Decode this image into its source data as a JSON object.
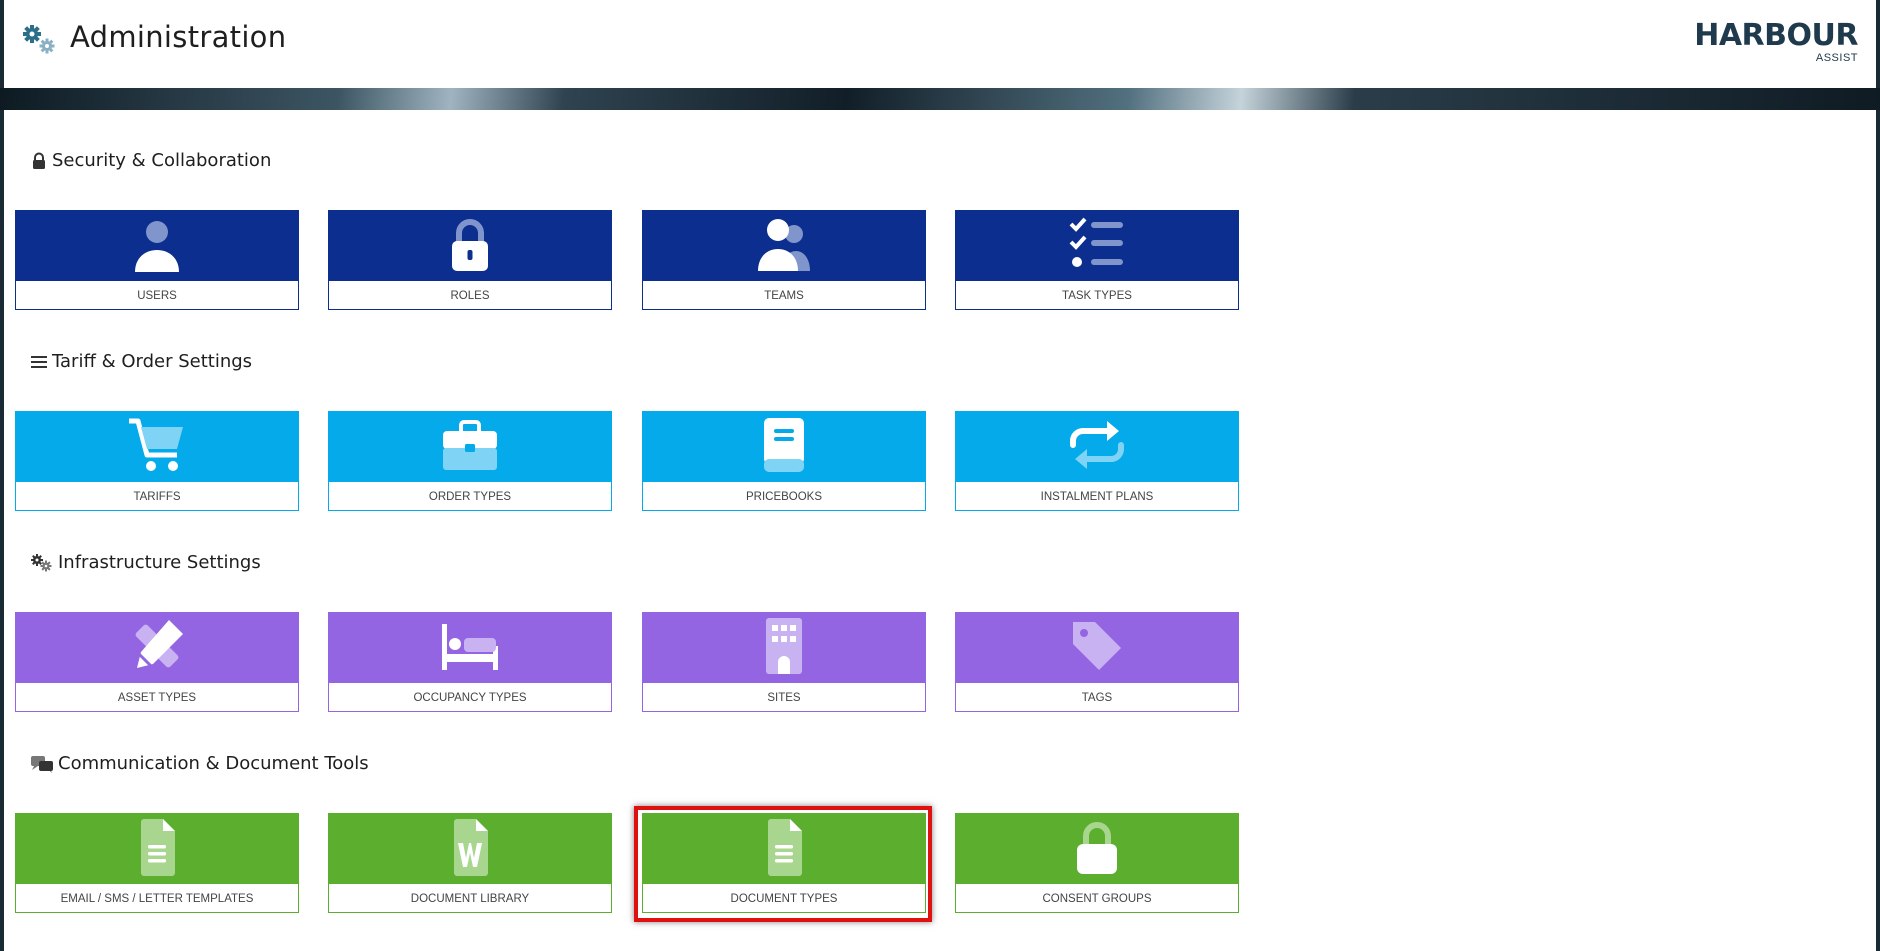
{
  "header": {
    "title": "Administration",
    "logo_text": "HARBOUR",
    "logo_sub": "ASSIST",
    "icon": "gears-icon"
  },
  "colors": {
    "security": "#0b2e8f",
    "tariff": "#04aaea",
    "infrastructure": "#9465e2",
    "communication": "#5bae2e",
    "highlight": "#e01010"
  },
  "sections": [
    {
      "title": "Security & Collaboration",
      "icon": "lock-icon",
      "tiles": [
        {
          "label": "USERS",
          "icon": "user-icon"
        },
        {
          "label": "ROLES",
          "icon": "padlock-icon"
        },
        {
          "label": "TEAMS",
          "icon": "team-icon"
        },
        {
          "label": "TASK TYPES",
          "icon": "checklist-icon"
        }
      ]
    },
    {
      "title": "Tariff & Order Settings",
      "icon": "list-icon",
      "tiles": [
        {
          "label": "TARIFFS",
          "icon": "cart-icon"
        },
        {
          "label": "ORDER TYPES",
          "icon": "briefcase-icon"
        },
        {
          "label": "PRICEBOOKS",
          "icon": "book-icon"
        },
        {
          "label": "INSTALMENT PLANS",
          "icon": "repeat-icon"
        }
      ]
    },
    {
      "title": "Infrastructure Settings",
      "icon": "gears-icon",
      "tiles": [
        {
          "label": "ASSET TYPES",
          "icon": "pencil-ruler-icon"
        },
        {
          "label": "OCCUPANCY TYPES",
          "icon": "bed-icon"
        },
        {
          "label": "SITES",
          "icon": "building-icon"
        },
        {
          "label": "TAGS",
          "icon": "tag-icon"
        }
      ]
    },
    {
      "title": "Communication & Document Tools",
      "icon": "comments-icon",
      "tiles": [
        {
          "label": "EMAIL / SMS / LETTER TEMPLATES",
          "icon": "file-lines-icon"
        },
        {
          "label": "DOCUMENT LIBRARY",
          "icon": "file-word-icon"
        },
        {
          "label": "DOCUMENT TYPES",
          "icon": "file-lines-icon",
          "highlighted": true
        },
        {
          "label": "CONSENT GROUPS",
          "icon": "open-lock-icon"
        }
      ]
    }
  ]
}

■ ■ ■

*What to work on*.
Show every line in the records above that contains the word "file".

*Response to the task*.
          "icon": "file-lines-icon"
          "icon": "file-word-icon"
          "icon": "file-lines-icon",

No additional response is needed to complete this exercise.